Objective: Extract the text of each entry below exactly, leaving every image behind.

Material shown:
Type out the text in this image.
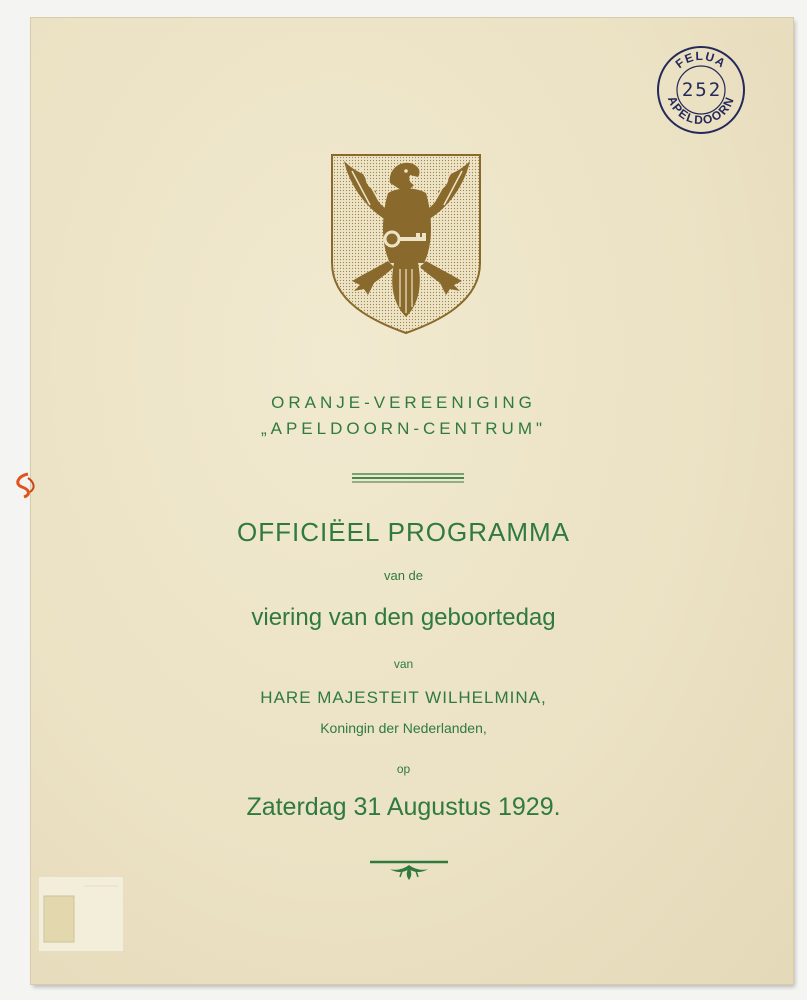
FELUA
APELDOORN
252
ORANJE-VEREENIGING
„APELDOORN-CENTRUM"
OFFICIËEL PROGRAMMA
van de
viering van den geboortedag
van
HARE MAJESTEIT WILHELMINA,
Koningin der Nederlanden,
op
Zaterdag 31 Augustus 1929.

Solution to the exercise:
Type out the text in this image.
FELUA
APELDOORN
252
ORANJE-VEREENIGING
„APELDOORN-CENTRUM"
OFFICIËEL PROGRAMMA
van de
viering van den geboortedag
van
HARE MAJESTEIT WILHELMINA,
Koningin der Nederlanden,
op
Zaterdag 31 Augustus 1929.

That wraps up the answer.